Задание 1: Воспроизведите дословно отрывок из текста о Веневитинове, начиная со слов «Ежегодно в день» и далее вплоть до слов «течение сорока лет...».
Задание 2:
Ответьте на вопросы по тексту о Веневитинове.
(a) В какой день друзья поэта ежегодно собирались у его могилы?
(b) Кто был автором статьи о Веневитинове в Энциклопедическом лексиконе?
(c) Какими словами назвал Веневитинова Пушкин?
Задание 3: Напишите продолжение текста о Веневитинове, начав сразу после его последнего предложения.

Веневитинов есть единственный у нас поэт, который даже современниками был понят и оценен по достоинству. Это была прекрасная утренняя заря, предрекавшая прекрасный день.
Белинский

...для меня стоят под знаком вопроса: решительное предпочтение Державина Ломоносову; гениальность задатков Веневитинова...
Блок

Литературная судьба Дмитрия Веневитинова сложилась счастливо. Напечатав в последние месяцы своей жизни несколько стихотворений, он умер известным поэтом и был оплакан «друзьями всего прекрасного» (Пушкин).

Он не был забыт — друзья, преданно его любившие, издали два тома его сочинений, куда вошло почти все им написанное — около сорока стихотворений, переводы в стихах и прозе, несколько философских этюдов и критических статей.

Но более, чем собрание сочинений, посмертную славу Веневитинова поддерживала живая память о нем.

Ежегодно в день смерти поэта, 15 марта, друзья его сходились в Симоновом монастыре у его могилы, «служили панихиду, а потом обедали вместе, оставляя один прибор для отбывшего друга» (М. П. Погодин). Так продолжалось в течение сорока лет...

Возможно, сами того не желая, друзья Веневитинова окружили имя его легендой. Она рисовала образ идеального юноши, щедро одаренного судьбой, предвещавшей ему великую будущность.

Этот романтический образ появился даже в статье Энциклопедического лексикона — издания, менее всего подверженного пристрастиям. Автор статьи П. Плетнев восторженно писал: «Верный и независимый вкус, благородный и открытый образ мыслей, светлый и живой ум, детское простосердечие и знание потребностей лучшего общества, дружелюбие и мечтательность так пленительно сливались и обнаруживались в нем, что, узнав, его нельзя было не любить. В его сердце, так же как и в уме, соединялось все лучшее».

Говоря о литературной судьбе Веневитинова, Белинский был прав лишь отчасти. Веневитинов был «понят и оценен по достоинству» своим кругом. Это случай не «единственный» и, быть может, даже не исключительный. Современники знали цену поэтам и меньшего масштаба, чем Веневитинов.

Но близкий к Веневитинову круг действительно понимал и ценил его: «Дмитрий Веневитинов был любимцем, сокровищем всего нашего кружка» Все мы любили его горячо, один другого больше» (Погодин). «Лучшим из избранных» называл Веневитинова Пушкин. Что же касается современной Веневитинову литературной среды в целом, то оценить поэта она не могла, не зная его стихов, ходивших в списках все в том же кругу московских и петербургских друзей его. С творчеством Веневитинова современники знакомились по Собранию сочинений 1829-1831 годов.

Ю. Тынянов писал: «...биография — и в первую очередь смерть — смывает дело человека. Помнят имя, почему-то почитают, но что человек сделал — забывают с удивительной быстротой. Есть целый ряд «великих», которых помнят только по портрету».

Так случилось и с Веневитиновым: «дело» его заслонила легенда о нем.

Уже Блоку, не ощущавшему роли Веневитинова в становлении литературной и общественной мысли России, восторги современников поэта казались преувеличенными, и он выражал сомнение в гениальности его задатков.

В историю русской литературы Веневитинов вошел прежде всего как поэт. О его критической деятельности упоминают обычно как-то вскользь и мимоходом, словно о чем-то второстепенном. Не случайно даже в двухтомном академическом издании — «История русской критики» имя Веневитинова названо лишь однажды и то в перечислении.

Предоставленные записи:

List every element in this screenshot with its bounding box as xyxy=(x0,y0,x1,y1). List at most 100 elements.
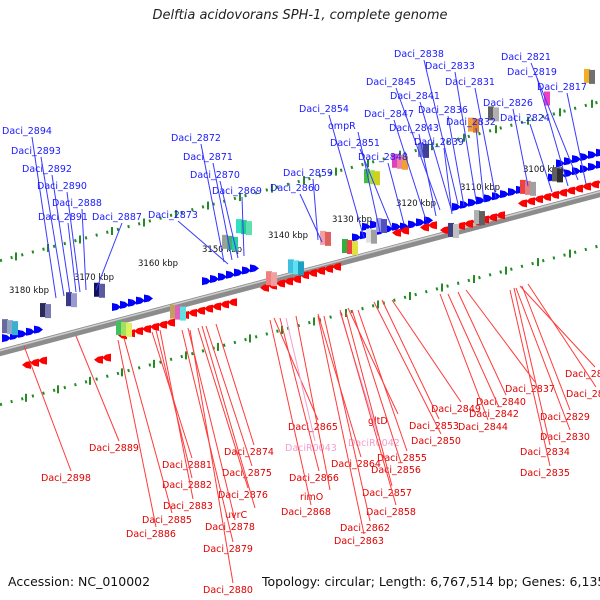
reverse-gene-arrow xyxy=(102,353,111,362)
label-leader-line xyxy=(529,123,553,193)
label-leader-line xyxy=(566,92,587,185)
ruler-label: 3170 kbp xyxy=(74,273,114,283)
forward-gene-arrow xyxy=(234,268,243,277)
reverse-gene-arrow xyxy=(558,188,567,197)
label-leader-line xyxy=(269,319,312,506)
label-leader-line xyxy=(75,335,120,442)
gene-label: rimO xyxy=(300,492,323,503)
label-leader-line xyxy=(359,148,393,229)
label-leader-line xyxy=(279,317,320,472)
gene-feature-block xyxy=(468,117,474,132)
gene-feature-block xyxy=(381,219,387,234)
forward-gene-arrow xyxy=(144,294,153,303)
gene-feature-block xyxy=(520,179,526,194)
gene-label: DaciR0042 xyxy=(348,438,400,449)
gene-feature-block xyxy=(448,222,454,237)
gene-label: Daci_2857 xyxy=(362,488,412,499)
reverse-gene-arrow xyxy=(276,279,285,288)
reverse-gene-arrow xyxy=(400,226,409,235)
reverse-gene-arrow xyxy=(22,360,31,369)
gene-feature-block xyxy=(45,304,51,319)
gene-label: Daci_2863 xyxy=(334,536,384,547)
label-leader-line xyxy=(200,143,225,263)
accession-text: Accession: NC_010002 xyxy=(8,574,151,589)
gene-feature-block xyxy=(366,228,372,243)
gene-feature-block xyxy=(479,211,485,226)
forward-gene-arrow xyxy=(26,327,35,336)
gene-label: Daci_2892 xyxy=(22,164,72,175)
reverse-gene-arrow xyxy=(496,211,505,220)
gene-feature-block xyxy=(126,322,132,337)
reverse-gene-arrow xyxy=(440,226,449,235)
reverse-gene-arrow xyxy=(550,190,559,199)
forward-gene-arrow xyxy=(476,196,485,205)
gene-feature-block xyxy=(557,168,563,183)
label-leader-line xyxy=(387,162,405,225)
reverse-gene-arrow xyxy=(542,193,551,202)
label-leader-line xyxy=(530,62,579,181)
label-leader-line xyxy=(31,136,57,299)
gene-feature-block xyxy=(293,260,299,275)
forward-gene-arrow xyxy=(424,216,433,225)
label-leader-line xyxy=(418,133,437,217)
forward-gene-arrow xyxy=(250,264,259,273)
gene-label: Daci_2879 xyxy=(203,544,253,555)
gene-label: Daci_2830 xyxy=(540,432,590,443)
gene-label: Daci_2834 xyxy=(520,447,570,458)
gene-label: Daci_2821 xyxy=(501,52,551,63)
forward-gene-arrow xyxy=(564,169,573,178)
reverse-gene-arrow xyxy=(134,327,143,336)
reverse-gene-arrow xyxy=(308,269,317,278)
forward-gene-arrow xyxy=(484,194,493,203)
gene-feature-block xyxy=(271,272,277,287)
gene-feature-block xyxy=(473,118,479,133)
gene-feature-block xyxy=(175,305,181,320)
ruler-label: 3180 kbp xyxy=(9,286,49,296)
gene-label: uvrC xyxy=(225,510,248,521)
gene-feature-block xyxy=(374,171,380,186)
gene-label: Daci_2875 xyxy=(222,468,272,479)
gene-feature-block xyxy=(180,306,186,321)
forward-gene-arrow xyxy=(588,162,597,171)
gene-label: gltD xyxy=(368,416,388,427)
label-leader-line xyxy=(181,329,234,543)
label-leader-line xyxy=(51,174,71,295)
topology-text: Topology: circular; Length: 6,767,514 bp… xyxy=(262,574,600,589)
ruler-label: 3140 kbp xyxy=(268,231,308,241)
forward-gene-arrow xyxy=(468,198,477,207)
label-leader-line xyxy=(515,287,571,431)
label-leader-line xyxy=(395,87,441,211)
label-leader-line xyxy=(521,285,571,411)
reverse-gene-arrow xyxy=(392,228,401,237)
gene-label: Daci_2844 xyxy=(458,422,508,433)
gene-label: Daci_2849 xyxy=(431,404,481,415)
gene-feature-block xyxy=(222,234,228,249)
gene-feature-block xyxy=(376,218,382,233)
gene-feature-block xyxy=(423,143,429,158)
forward-gene-arrow xyxy=(370,220,379,229)
forward-gene-arrow xyxy=(352,233,361,242)
label-leader-line xyxy=(357,309,408,452)
forward-gene-arrow xyxy=(210,275,219,284)
label-leader-line xyxy=(475,127,485,203)
forward-gene-arrow xyxy=(452,202,461,211)
gene-label: Daci_2881 xyxy=(162,460,212,471)
label-leader-line xyxy=(527,283,597,388)
ruler-label: 3100 kbp xyxy=(523,165,563,175)
label-leader-line xyxy=(345,311,393,487)
gene-label: Daci_2837 xyxy=(505,384,555,395)
gene-label: Daci_2833 xyxy=(425,61,475,72)
ruler-track-top xyxy=(0,100,600,263)
gene-label: Daci_2880 xyxy=(203,585,253,596)
forward-gene-arrow xyxy=(34,325,43,334)
label-leader-line xyxy=(295,315,331,491)
forward-gene-arrow xyxy=(408,220,417,229)
gene-feature-block xyxy=(2,319,8,334)
forward-gene-arrow xyxy=(18,329,27,338)
gene-feature-block xyxy=(7,320,13,335)
label-leader-line xyxy=(215,323,255,446)
label-leader-line xyxy=(419,101,453,213)
label-leader-line xyxy=(219,180,239,259)
forward-gene-arrow xyxy=(2,334,11,343)
forward-gene-arrow xyxy=(202,277,211,286)
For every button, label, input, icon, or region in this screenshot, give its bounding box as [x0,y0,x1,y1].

Ответ 1:
Ежегодно в день смерти поэта, 15 марта, друзья его сходились в Симоновом монастыре у его могилы, «служили панихиду, а потом обедали вместе, оставляя один прибор для отбывшего друга» (М. П. Погодин). Так продолжалось в течение сорока лет...

Ответ 2:
(a) 15 марта.
(b) П. Плетнев.
(c) «Лучшим из избранных».

Ответ 3:
Между тем Веневитинов, успевший написать только семь небольших статей, в известной мере предопределил развитие и направление русской критики.

Возражая на статью А. Бестужева «Взгляд на русскую словесность в течение 1824 и начала 1825 годов», напечатанную в «Полярной звезде» (1825), и, в частности, на утверждение автора, что «у нас есть критика и нет литературы», Пушкин иронически заметил: «У нас есть критика? где же она?» Несколько лет спустя он пояснил: «Критики наши говорят обыкновенно: это хорошо, потому что прекрасно, а это дурно, потому что скверно. Отселе их никак не выманишь».

Такова в действительности была русская критика двух первых десятилетий XIX века. То, над чем издевался Пушкин — вкусовые оценки искусства, — были детищем сентиментализма. Уже к началу двадцатых годов стало ясно, что доведен до логического абсурда принцип, провозглашенный Карамзиным: «Судя о произведении чувства и воображения, не забудем, что приговоры наши основываются единственно на вкусе, неизъяснимом для ума; ... что удовольствие читателей рождается от их тайной симпатии к авторам, и не подлежит закону рассудка...» Эстетическое сопереживание — основа критики Карамзина — у его последователей, как это часто бывает, вытеснялось прямолинейными вкусовыми оценками.

Исторически закономерно, что первыми против такой критики выступили члены общества любомудрия, молодые литераторы и философы, уже осознавшие необходимость направления, «положительных начал» для развития искусства. В 1824 году В. Ф. Одоевский писал по поводу принципов Карамзина: «...на чем же должна основываться, эта критика вкуса, если изящное не может иметь постоянных строгих законов?»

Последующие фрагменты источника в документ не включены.